▶ Written request
Filter the data for lines with the word "tajne", then copy every line so identified.

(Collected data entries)

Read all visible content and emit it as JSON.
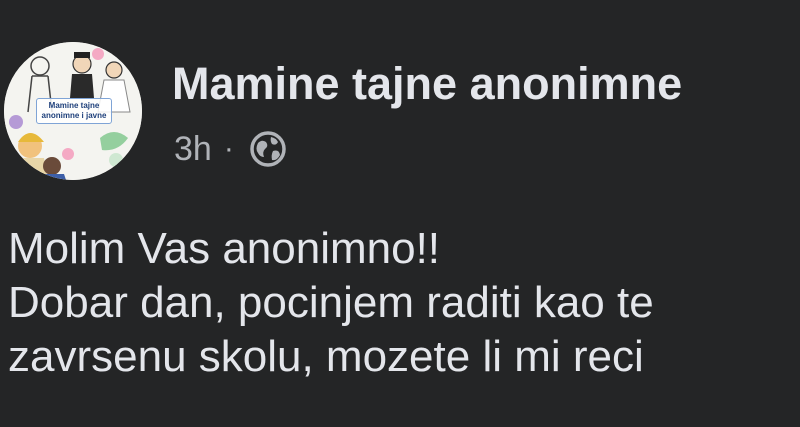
{
  "post": {
    "group_name": "Mamine tajne anonimne",
    "timestamp": "3h",
    "separator": "·",
    "privacy_icon": "globe-icon",
    "avatar_caption": "Mamine tajne anonimne i javne",
    "body_lines": [
      "Molim Vas anonimno!!",
      "Dobar dan, pocinjem raditi kao te",
      "zavrsenu skolu, mozete li mi reci"
    ]
  },
  "colors": {
    "background": "#242526",
    "primary_text": "#e4e6eb",
    "secondary_text": "#b0b3b8"
  }
}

▶ Reply to the task
    "group_name": "Mamine tajne anonimne",
    "avatar_caption": "Mamine tajne anonimne i javne",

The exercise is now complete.